▶ **Dataset entries**
_ _ _ _ _ _ _

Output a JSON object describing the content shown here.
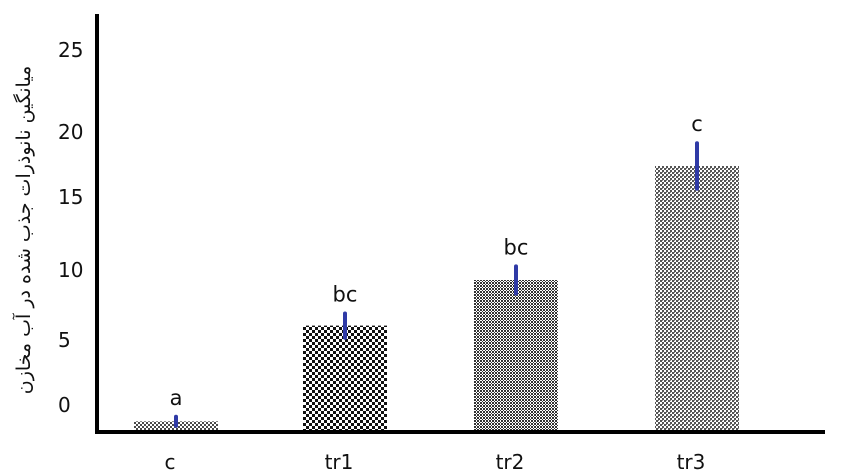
{
  "chart_data": {
    "type": "bar",
    "title": "",
    "xlabel": "",
    "ylabel": "میانگین نانوذرات جذب شده در آب مخازن",
    "categories": [
      "c",
      "tr1",
      "tr2",
      "tr3"
    ],
    "series": [
      {
        "values": [
          0.7,
          7.0,
          10.0,
          17.5
        ],
        "error": [
          0.3,
          0.8,
          0.9,
          1.5
        ],
        "significance": [
          "a",
          "bc",
          "bc",
          "c"
        ]
      }
    ],
    "y_tick_labels": [
      "0",
      "5",
      "10",
      "15",
      "20",
      "25"
    ],
    "ylim": [
      0,
      27.5
    ],
    "grid": false,
    "legend": "none",
    "colors": {
      "bar_fill": "#2b2b2b",
      "bar_background": "#ffffff",
      "error_bar": "#2f3aa6",
      "axis": "#000000"
    }
  }
}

_ _ _ _ _ _ _

▶ **Problem**
Go through the data above and transcribe it in full, omitting any image.

▶ **Exercise answer**
Output a JSON object describing the content shown here.
{
  "chart_data": {
    "type": "bar",
    "title": "",
    "xlabel": "",
    "ylabel": "میانگین نانوذرات جذب شده در آب مخازن",
    "categories": [
      "c",
      "tr1",
      "tr2",
      "tr3"
    ],
    "series": [
      {
        "values": [
          0.7,
          7.0,
          10.0,
          17.5
        ],
        "error": [
          0.3,
          0.8,
          0.9,
          1.5
        ],
        "significance": [
          "a",
          "bc",
          "bc",
          "c"
        ]
      }
    ],
    "y_tick_labels": [
      "0",
      "5",
      "10",
      "15",
      "20",
      "25"
    ],
    "ylim": [
      0,
      27.5
    ],
    "grid": false,
    "legend": "none",
    "colors": {
      "bar_fill": "#2b2b2b",
      "bar_background": "#ffffff",
      "error_bar": "#2f3aa6",
      "axis": "#000000"
    }
  }
}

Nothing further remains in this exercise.